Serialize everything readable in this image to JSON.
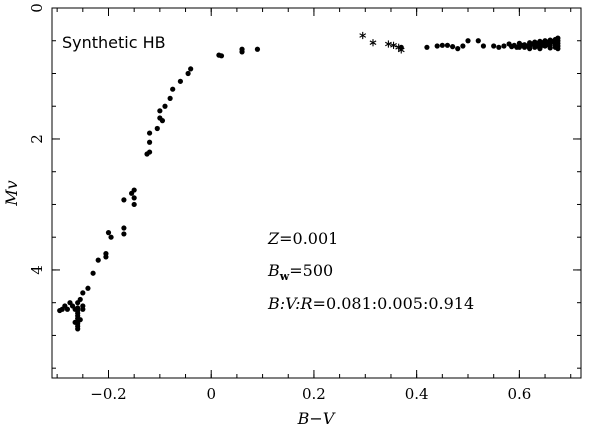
{
  "chart_data": {
    "type": "scatter",
    "label": "Synthetic HB",
    "xlabel": "B−V",
    "ylabel": "Mv",
    "xlim": [
      -0.31,
      0.72
    ],
    "ylim": [
      5.65,
      0
    ],
    "y_inverted": true,
    "xticks": [
      -0.2,
      0,
      0.2,
      0.4,
      0.6
    ],
    "xtick_labels": [
      "−0.2",
      "0",
      "0.2",
      "0.4",
      "0.6"
    ],
    "yticks": [
      0,
      2,
      4
    ],
    "ytick_labels": [
      "0",
      "2",
      "4"
    ],
    "annotations": {
      "z": {
        "var": "Z",
        "val": "=0.001"
      },
      "bw": {
        "var": "B",
        "sub": "w",
        "val": "=500"
      },
      "ratio": {
        "var": "B:V:R",
        "val": "=0.081:0.005:0.914"
      }
    },
    "series": [
      {
        "marker": "dot",
        "points": [
          [
            0.09,
            0.63
          ],
          [
            0.06,
            0.63
          ],
          [
            0.06,
            0.67
          ],
          [
            0.02,
            0.73
          ],
          [
            0.015,
            0.72
          ],
          [
            -0.04,
            0.93
          ],
          [
            -0.045,
            1.0
          ],
          [
            -0.06,
            1.12
          ],
          [
            -0.075,
            1.24
          ],
          [
            -0.08,
            1.38
          ],
          [
            -0.09,
            1.5
          ],
          [
            -0.1,
            1.57
          ],
          [
            -0.1,
            1.68
          ],
          [
            -0.095,
            1.72
          ],
          [
            -0.105,
            1.84
          ],
          [
            -0.12,
            1.91
          ],
          [
            -0.12,
            2.05
          ],
          [
            -0.12,
            2.2
          ],
          [
            -0.125,
            2.23
          ],
          [
            -0.15,
            2.78
          ],
          [
            -0.155,
            2.83
          ],
          [
            -0.15,
            2.9
          ],
          [
            -0.15,
            3.0
          ],
          [
            -0.17,
            2.93
          ],
          [
            -0.17,
            3.36
          ],
          [
            -0.17,
            3.45
          ],
          [
            -0.2,
            3.43
          ],
          [
            -0.195,
            3.5
          ],
          [
            -0.205,
            3.75
          ],
          [
            -0.205,
            3.8
          ],
          [
            -0.22,
            3.85
          ],
          [
            -0.23,
            4.05
          ],
          [
            -0.24,
            4.28
          ],
          [
            -0.25,
            4.35
          ],
          [
            -0.255,
            4.45
          ],
          [
            -0.26,
            4.5
          ],
          [
            -0.27,
            4.55
          ],
          [
            -0.265,
            4.6
          ],
          [
            -0.28,
            4.6
          ],
          [
            -0.29,
            4.6
          ],
          [
            -0.295,
            4.62
          ],
          [
            -0.285,
            4.55
          ],
          [
            -0.275,
            4.5
          ],
          [
            -0.26,
            4.58
          ],
          [
            -0.26,
            4.62
          ],
          [
            -0.26,
            4.66
          ],
          [
            -0.26,
            4.7
          ],
          [
            -0.26,
            4.74
          ],
          [
            -0.26,
            4.78
          ],
          [
            -0.26,
            4.82
          ],
          [
            -0.26,
            4.86
          ],
          [
            -0.26,
            4.9
          ],
          [
            -0.255,
            4.76
          ],
          [
            -0.25,
            4.6
          ],
          [
            -0.25,
            4.55
          ],
          [
            -0.265,
            4.8
          ],
          [
            0.37,
            0.6
          ],
          [
            0.42,
            0.6
          ],
          [
            0.44,
            0.58
          ],
          [
            0.45,
            0.57
          ],
          [
            0.46,
            0.57
          ],
          [
            0.47,
            0.59
          ],
          [
            0.48,
            0.62
          ],
          [
            0.49,
            0.58
          ],
          [
            0.5,
            0.5
          ],
          [
            0.52,
            0.5
          ],
          [
            0.53,
            0.58
          ],
          [
            0.55,
            0.58
          ],
          [
            0.56,
            0.6
          ],
          [
            0.57,
            0.58
          ],
          [
            0.58,
            0.55
          ],
          [
            0.59,
            0.57
          ],
          [
            0.6,
            0.54
          ],
          [
            0.6,
            0.6
          ],
          [
            0.61,
            0.56
          ],
          [
            0.61,
            0.6
          ],
          [
            0.62,
            0.53
          ],
          [
            0.62,
            0.58
          ],
          [
            0.62,
            0.62
          ],
          [
            0.63,
            0.52
          ],
          [
            0.63,
            0.56
          ],
          [
            0.63,
            0.6
          ],
          [
            0.64,
            0.51
          ],
          [
            0.64,
            0.55
          ],
          [
            0.64,
            0.59
          ],
          [
            0.64,
            0.62
          ],
          [
            0.65,
            0.5
          ],
          [
            0.65,
            0.54
          ],
          [
            0.65,
            0.58
          ],
          [
            0.66,
            0.49
          ],
          [
            0.66,
            0.53
          ],
          [
            0.66,
            0.57
          ],
          [
            0.66,
            0.61
          ],
          [
            0.67,
            0.48
          ],
          [
            0.67,
            0.52
          ],
          [
            0.67,
            0.56
          ],
          [
            0.67,
            0.6
          ],
          [
            0.675,
            0.46
          ],
          [
            0.675,
            0.5
          ],
          [
            0.675,
            0.54
          ],
          [
            0.675,
            0.58
          ],
          [
            0.675,
            0.62
          ],
          [
            0.655,
            0.56
          ],
          [
            0.645,
            0.57
          ],
          [
            0.635,
            0.58
          ],
          [
            0.625,
            0.55
          ],
          [
            0.615,
            0.58
          ],
          [
            0.605,
            0.57
          ],
          [
            0.595,
            0.6
          ],
          [
            0.585,
            0.59
          ],
          [
            0.665,
            0.51
          ],
          [
            0.655,
            0.52
          ],
          [
            0.645,
            0.53
          ],
          [
            0.635,
            0.54
          ]
        ]
      },
      {
        "marker": "asterisk",
        "points": [
          [
            0.295,
            0.42
          ],
          [
            0.315,
            0.53
          ],
          [
            0.345,
            0.55
          ],
          [
            0.355,
            0.57
          ],
          [
            0.365,
            0.6
          ],
          [
            0.37,
            0.64
          ]
        ]
      }
    ]
  }
}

• Exercise: An exact transcription of all the entries is required, without the pictures.

• Final answer:
Serialize everything readable in this image to JSON.
{
  "chart_data": {
    "type": "scatter",
    "label": "Synthetic HB",
    "xlabel": "B−V",
    "ylabel": "Mv",
    "xlim": [
      -0.31,
      0.72
    ],
    "ylim": [
      5.65,
      0
    ],
    "y_inverted": true,
    "xticks": [
      -0.2,
      0,
      0.2,
      0.4,
      0.6
    ],
    "xtick_labels": [
      "−0.2",
      "0",
      "0.2",
      "0.4",
      "0.6"
    ],
    "yticks": [
      0,
      2,
      4
    ],
    "ytick_labels": [
      "0",
      "2",
      "4"
    ],
    "annotations": {
      "z": {
        "var": "Z",
        "val": "=0.001"
      },
      "bw": {
        "var": "B",
        "sub": "w",
        "val": "=500"
      },
      "ratio": {
        "var": "B:V:R",
        "val": "=0.081:0.005:0.914"
      }
    },
    "series": [
      {
        "marker": "dot",
        "points": [
          [
            0.09,
            0.63
          ],
          [
            0.06,
            0.63
          ],
          [
            0.06,
            0.67
          ],
          [
            0.02,
            0.73
          ],
          [
            0.015,
            0.72
          ],
          [
            -0.04,
            0.93
          ],
          [
            -0.045,
            1.0
          ],
          [
            -0.06,
            1.12
          ],
          [
            -0.075,
            1.24
          ],
          [
            -0.08,
            1.38
          ],
          [
            -0.09,
            1.5
          ],
          [
            -0.1,
            1.57
          ],
          [
            -0.1,
            1.68
          ],
          [
            -0.095,
            1.72
          ],
          [
            -0.105,
            1.84
          ],
          [
            -0.12,
            1.91
          ],
          [
            -0.12,
            2.05
          ],
          [
            -0.12,
            2.2
          ],
          [
            -0.125,
            2.23
          ],
          [
            -0.15,
            2.78
          ],
          [
            -0.155,
            2.83
          ],
          [
            -0.15,
            2.9
          ],
          [
            -0.15,
            3.0
          ],
          [
            -0.17,
            2.93
          ],
          [
            -0.17,
            3.36
          ],
          [
            -0.17,
            3.45
          ],
          [
            -0.2,
            3.43
          ],
          [
            -0.195,
            3.5
          ],
          [
            -0.205,
            3.75
          ],
          [
            -0.205,
            3.8
          ],
          [
            -0.22,
            3.85
          ],
          [
            -0.23,
            4.05
          ],
          [
            -0.24,
            4.28
          ],
          [
            -0.25,
            4.35
          ],
          [
            -0.255,
            4.45
          ],
          [
            -0.26,
            4.5
          ],
          [
            -0.27,
            4.55
          ],
          [
            -0.265,
            4.6
          ],
          [
            -0.28,
            4.6
          ],
          [
            -0.29,
            4.6
          ],
          [
            -0.295,
            4.62
          ],
          [
            -0.285,
            4.55
          ],
          [
            -0.275,
            4.5
          ],
          [
            -0.26,
            4.58
          ],
          [
            -0.26,
            4.62
          ],
          [
            -0.26,
            4.66
          ],
          [
            -0.26,
            4.7
          ],
          [
            -0.26,
            4.74
          ],
          [
            -0.26,
            4.78
          ],
          [
            -0.26,
            4.82
          ],
          [
            -0.26,
            4.86
          ],
          [
            -0.26,
            4.9
          ],
          [
            -0.255,
            4.76
          ],
          [
            -0.25,
            4.6
          ],
          [
            -0.25,
            4.55
          ],
          [
            -0.265,
            4.8
          ],
          [
            0.37,
            0.6
          ],
          [
            0.42,
            0.6
          ],
          [
            0.44,
            0.58
          ],
          [
            0.45,
            0.57
          ],
          [
            0.46,
            0.57
          ],
          [
            0.47,
            0.59
          ],
          [
            0.48,
            0.62
          ],
          [
            0.49,
            0.58
          ],
          [
            0.5,
            0.5
          ],
          [
            0.52,
            0.5
          ],
          [
            0.53,
            0.58
          ],
          [
            0.55,
            0.58
          ],
          [
            0.56,
            0.6
          ],
          [
            0.57,
            0.58
          ],
          [
            0.58,
            0.55
          ],
          [
            0.59,
            0.57
          ],
          [
            0.6,
            0.54
          ],
          [
            0.6,
            0.6
          ],
          [
            0.61,
            0.56
          ],
          [
            0.61,
            0.6
          ],
          [
            0.62,
            0.53
          ],
          [
            0.62,
            0.58
          ],
          [
            0.62,
            0.62
          ],
          [
            0.63,
            0.52
          ],
          [
            0.63,
            0.56
          ],
          [
            0.63,
            0.6
          ],
          [
            0.64,
            0.51
          ],
          [
            0.64,
            0.55
          ],
          [
            0.64,
            0.59
          ],
          [
            0.64,
            0.62
          ],
          [
            0.65,
            0.5
          ],
          [
            0.65,
            0.54
          ],
          [
            0.65,
            0.58
          ],
          [
            0.66,
            0.49
          ],
          [
            0.66,
            0.53
          ],
          [
            0.66,
            0.57
          ],
          [
            0.66,
            0.61
          ],
          [
            0.67,
            0.48
          ],
          [
            0.67,
            0.52
          ],
          [
            0.67,
            0.56
          ],
          [
            0.67,
            0.6
          ],
          [
            0.675,
            0.46
          ],
          [
            0.675,
            0.5
          ],
          [
            0.675,
            0.54
          ],
          [
            0.675,
            0.58
          ],
          [
            0.675,
            0.62
          ],
          [
            0.655,
            0.56
          ],
          [
            0.645,
            0.57
          ],
          [
            0.635,
            0.58
          ],
          [
            0.625,
            0.55
          ],
          [
            0.615,
            0.58
          ],
          [
            0.605,
            0.57
          ],
          [
            0.595,
            0.6
          ],
          [
            0.585,
            0.59
          ],
          [
            0.665,
            0.51
          ],
          [
            0.655,
            0.52
          ],
          [
            0.645,
            0.53
          ],
          [
            0.635,
            0.54
          ]
        ]
      },
      {
        "marker": "asterisk",
        "points": [
          [
            0.295,
            0.42
          ],
          [
            0.315,
            0.53
          ],
          [
            0.345,
            0.55
          ],
          [
            0.355,
            0.57
          ],
          [
            0.365,
            0.6
          ],
          [
            0.37,
            0.64
          ]
        ]
      }
    ]
  }
}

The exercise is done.